Data records:
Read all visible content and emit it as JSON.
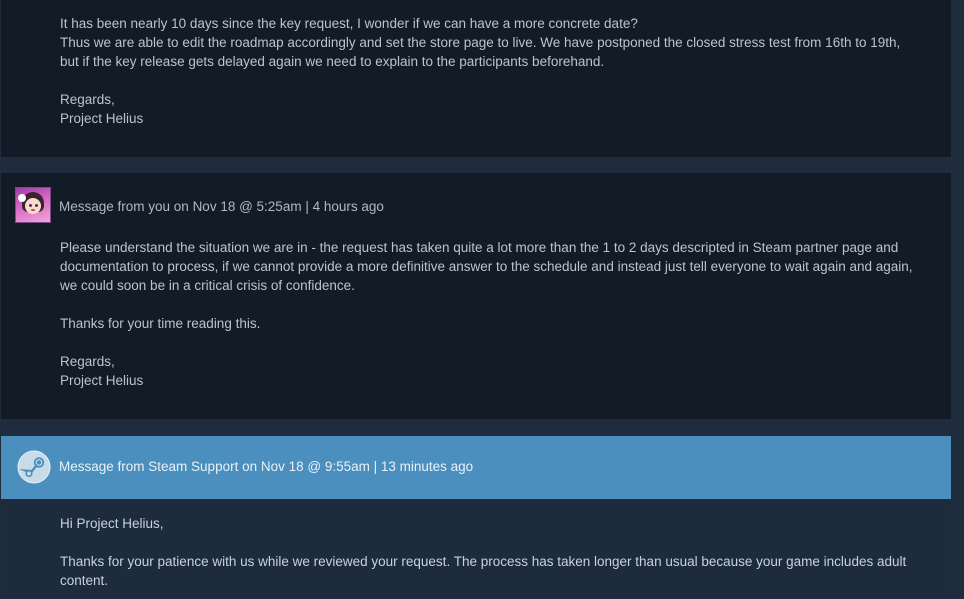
{
  "colors": {
    "page_bg": "#1e2c3d",
    "message_bg": "#131c26",
    "support_header_bg": "#4a8fbd",
    "support_body_bg": "#1e2b3d",
    "text": "#b8c4d0"
  },
  "messages": [
    {
      "paragraphs": [
        "It has been nearly 10 days since the key request, I wonder if we can have a more concrete date?",
        "Thus we are able to edit the roadmap accordingly and set the store page to live. We have postponed the closed stress test from 16th to 19th, but if the key release gets delayed again we need to explain to the participants beforehand.",
        "",
        "Regards,",
        "Project Helius"
      ]
    },
    {
      "avatar_icon": "anime-girl-avatar",
      "header": "Message from you on Nov 18 @ 5:25am | 4 hours ago",
      "paragraphs": [
        "Please understand the situation we are in - the request has taken quite a lot more than the 1 to 2 days descripted in Steam partner page and documentation to process, if we cannot provide a more definitive answer to the schedule and instead just tell everyone to wait again and again, we could soon be in a critical crisis of confidence.",
        "",
        "Thanks for your time reading this.",
        "",
        "Regards,",
        "Project Helius"
      ]
    },
    {
      "avatar_icon": "steam-logo-icon",
      "header": "Message from Steam Support on Nov 18 @ 9:55am | 13 minutes ago",
      "paragraphs": [
        "Hi Project Helius,",
        "",
        "Thanks for your patience with us while we reviewed your request. The process has taken longer than usual because your game includes adult content."
      ]
    }
  ]
}
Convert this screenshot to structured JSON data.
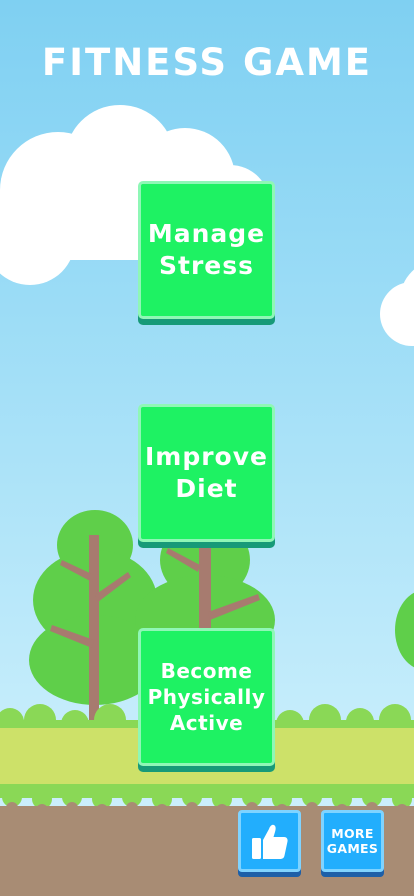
{
  "title": "FITNESS GAME",
  "menu": {
    "buttons": [
      {
        "label": "Manage\nStress"
      },
      {
        "label": "Improve\nDiet"
      },
      {
        "label": "Become\nPhysically\nActive"
      }
    ]
  },
  "footer": {
    "like_icon": "thumbs-up-icon",
    "more_games_label": "MORE\nGAMES"
  },
  "colors": {
    "sky": "#9bdcf6",
    "menu_button": "#1ef263",
    "menu_button_shadow": "#179a78",
    "footer_button": "#22aefd",
    "grass": "#b6e062",
    "ground": "#a88c74"
  }
}
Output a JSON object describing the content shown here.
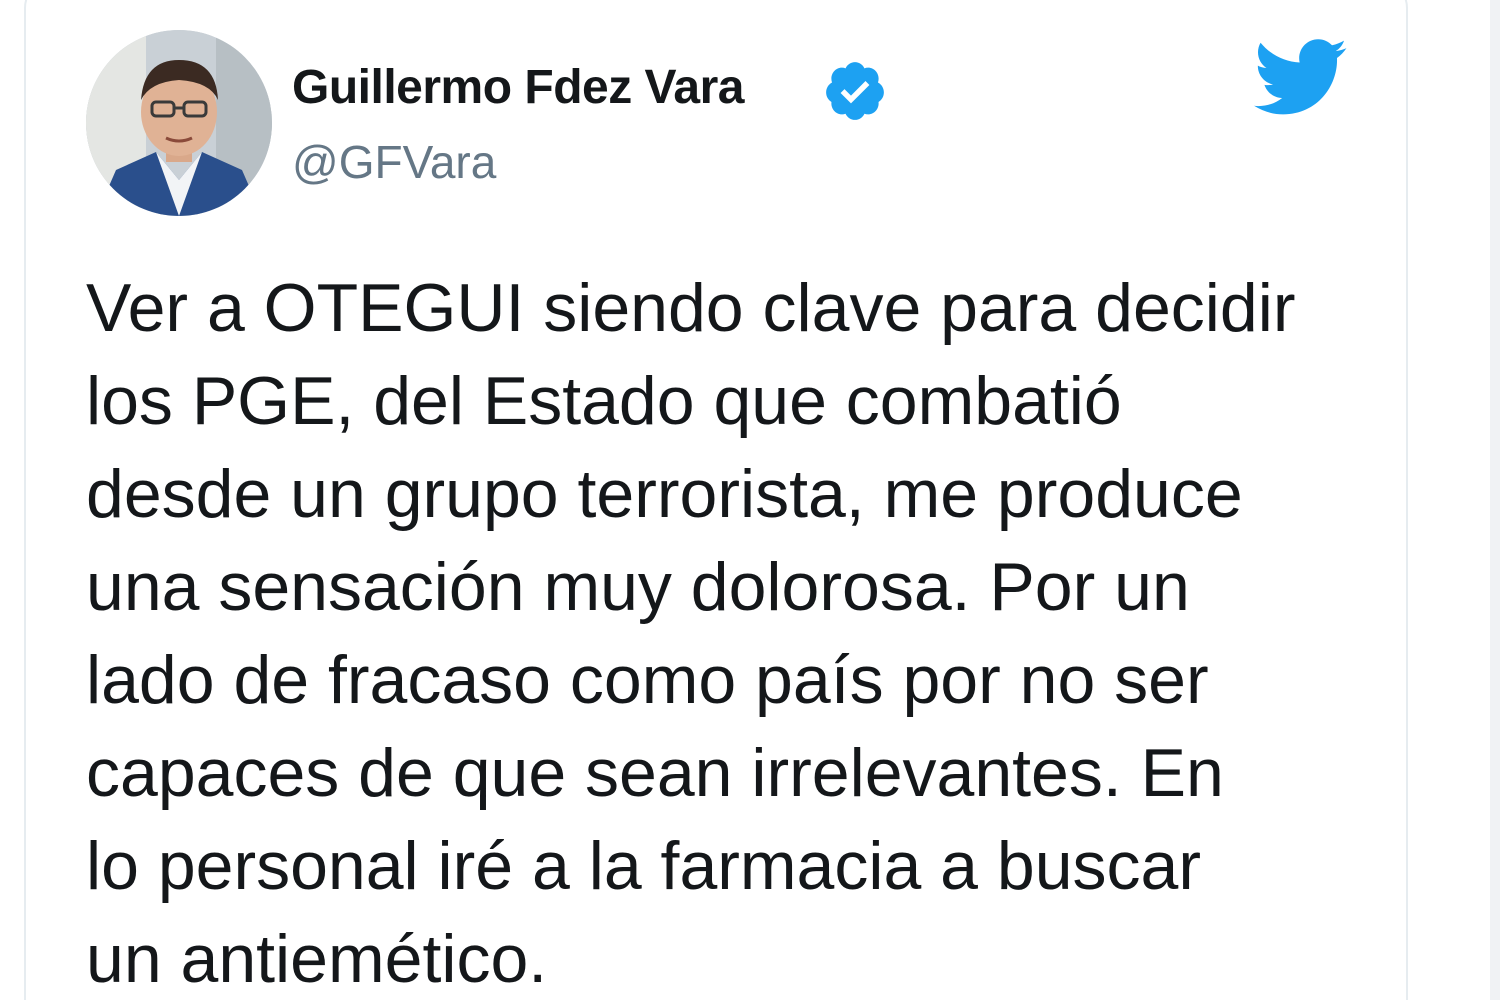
{
  "tweet": {
    "author": {
      "name": "Guillermo Fdez Vara",
      "handle": "@GFVara",
      "verified": true
    },
    "text": "Ver a OTEGUI siendo clave para decidir\nlos PGE,  del Estado que combatió\ndesde un grupo terrorista,  me produce\nuna sensación muy dolorosa. Por un\nlado de fracaso como país por no ser\ncapaces de que sean irrelevantes. En\nlo personal iré a la farmacia a buscar\nun antiemético."
  },
  "icons": {
    "avatar": "profile-photo",
    "verified": "verified-badge-icon",
    "brand": "twitter-bird-icon"
  },
  "colors": {
    "brand_blue": "#1da1f2",
    "text_primary": "#14171a",
    "text_secondary": "#657786",
    "card_border": "#e6ecf0"
  }
}
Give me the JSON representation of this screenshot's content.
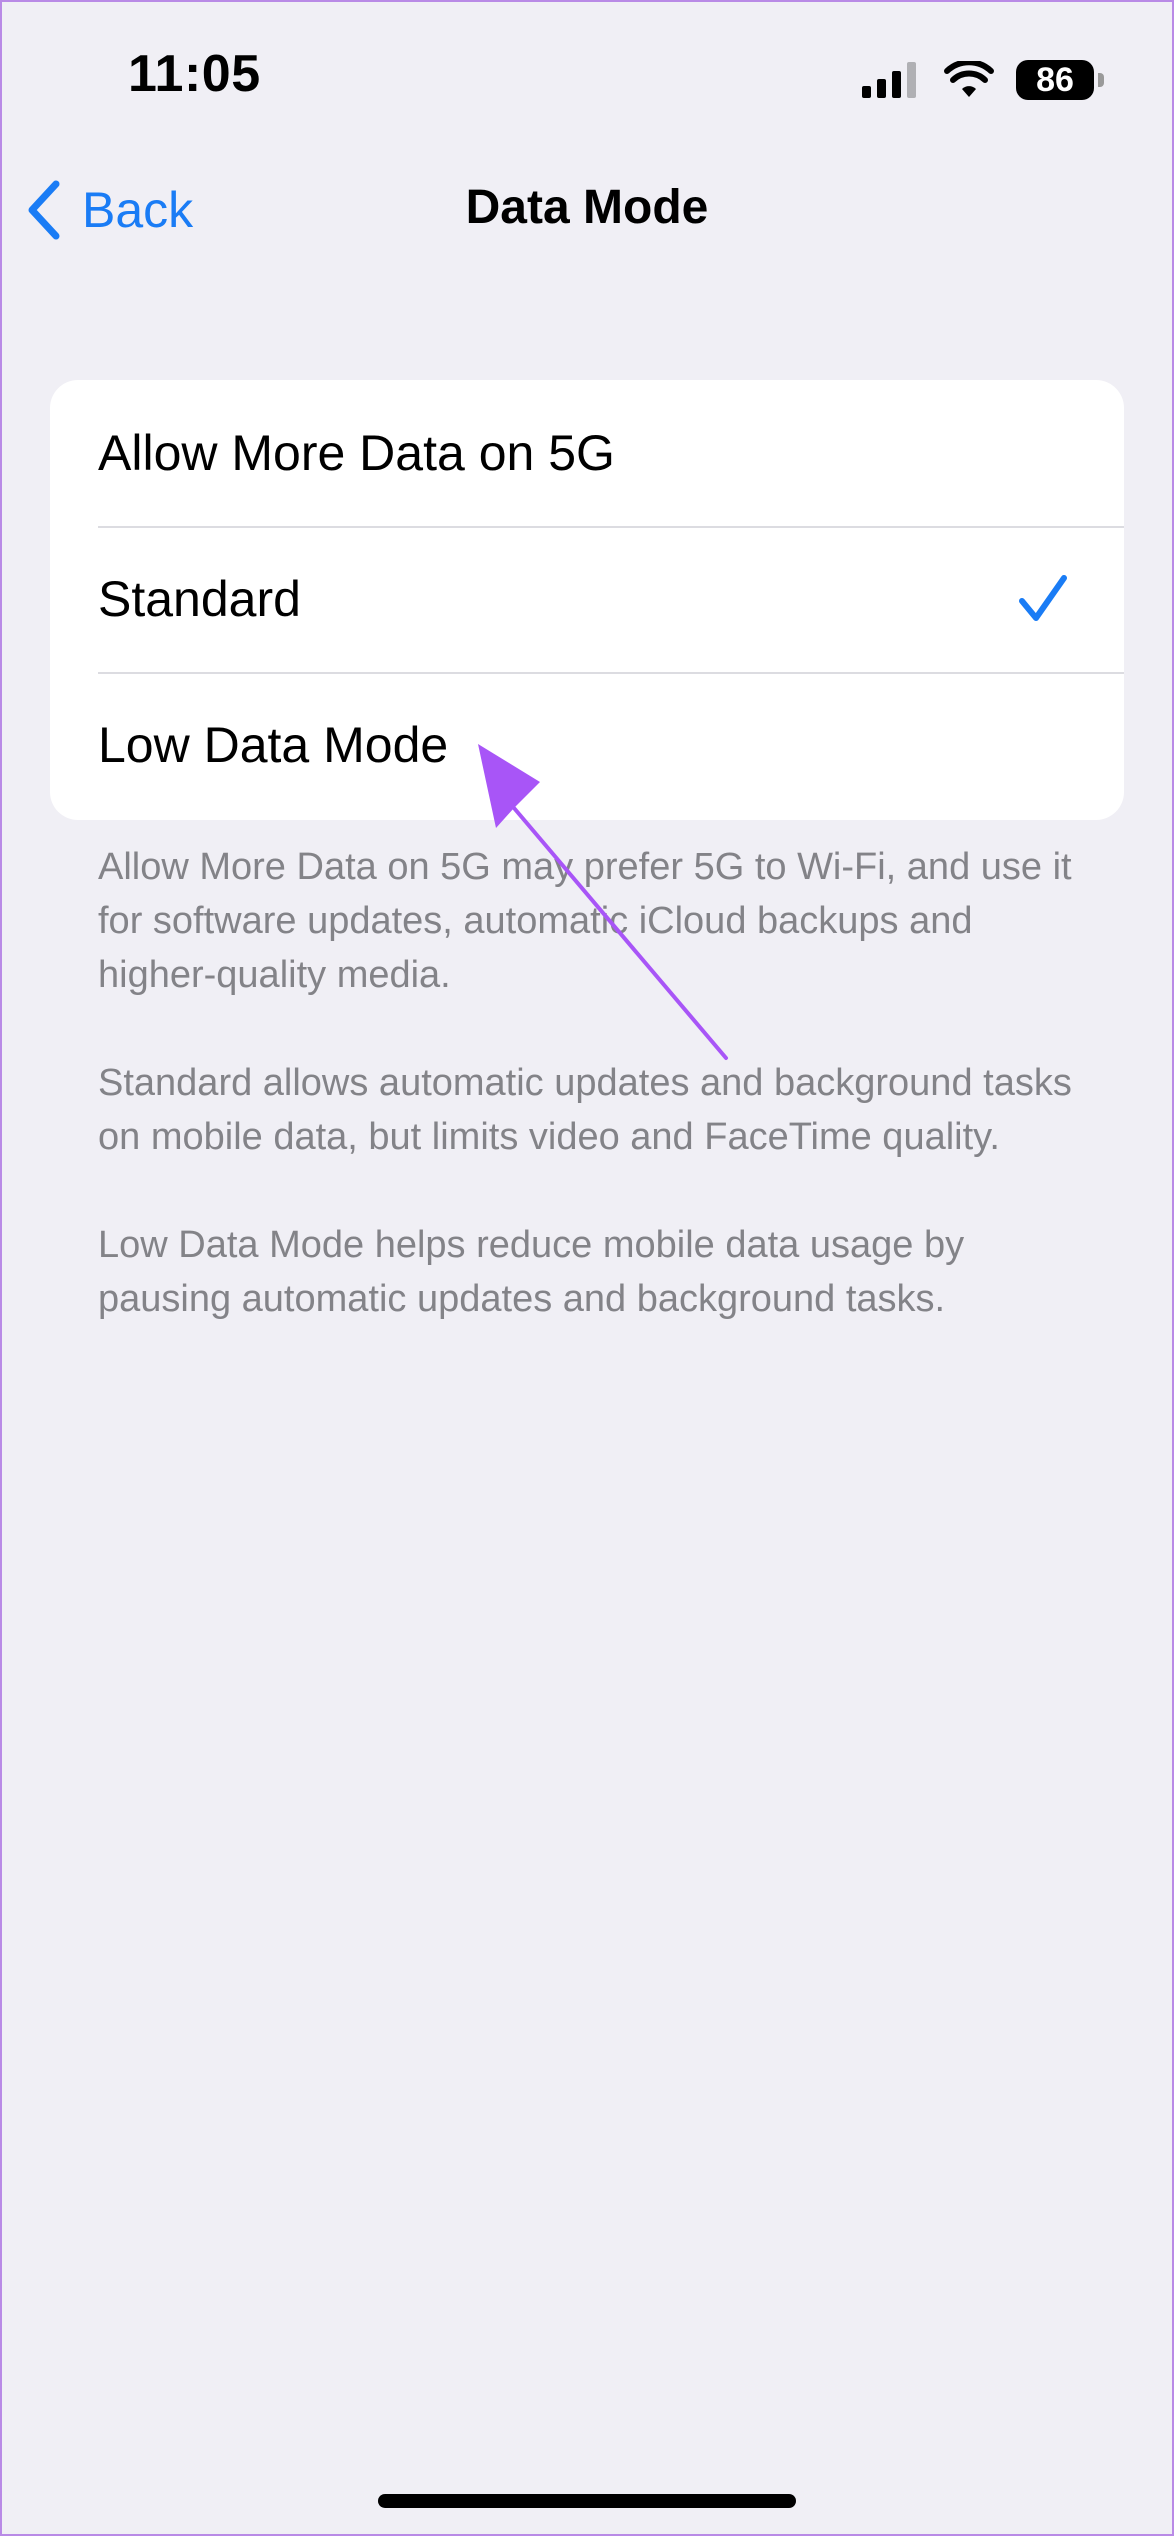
{
  "status_bar": {
    "time": "11:05",
    "battery_level": "86",
    "icons": [
      "signal-icon",
      "wifi-icon",
      "battery-icon"
    ]
  },
  "nav": {
    "back_label": "Back",
    "title": "Data Mode"
  },
  "options": [
    {
      "label": "Allow More Data on 5G",
      "selected": false
    },
    {
      "label": "Standard",
      "selected": true
    },
    {
      "label": "Low Data Mode",
      "selected": false
    }
  ],
  "descriptions": [
    "Allow More Data on 5G may prefer 5G to Wi-Fi, and use it for software updates, automatic iCloud backups and higher-quality media.",
    "Standard allows automatic updates and background tasks on mobile data, but limits video and FaceTime quality.",
    "Low Data Mode helps reduce mobile data usage by pausing automatic updates and background tasks."
  ],
  "colors": {
    "accent": "#1a7cf5",
    "background": "#f0eff5",
    "annotation_arrow": "#a855f7",
    "footnote_text": "#838388"
  }
}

STATED EXERCISE: Go through the listing above and return every line where the word "automatic" occurs.

RESPONSE:
    "Allow More Data on 5G may prefer 5G to Wi-Fi, and use it for software updates, automatic iCloud backups and higher-quality media.",
    "Standard allows automatic updates and background tasks on mobile data, but limits video and FaceTime quality.",
    "Low Data Mode helps reduce mobile data usage by pausing automatic updates and background tasks."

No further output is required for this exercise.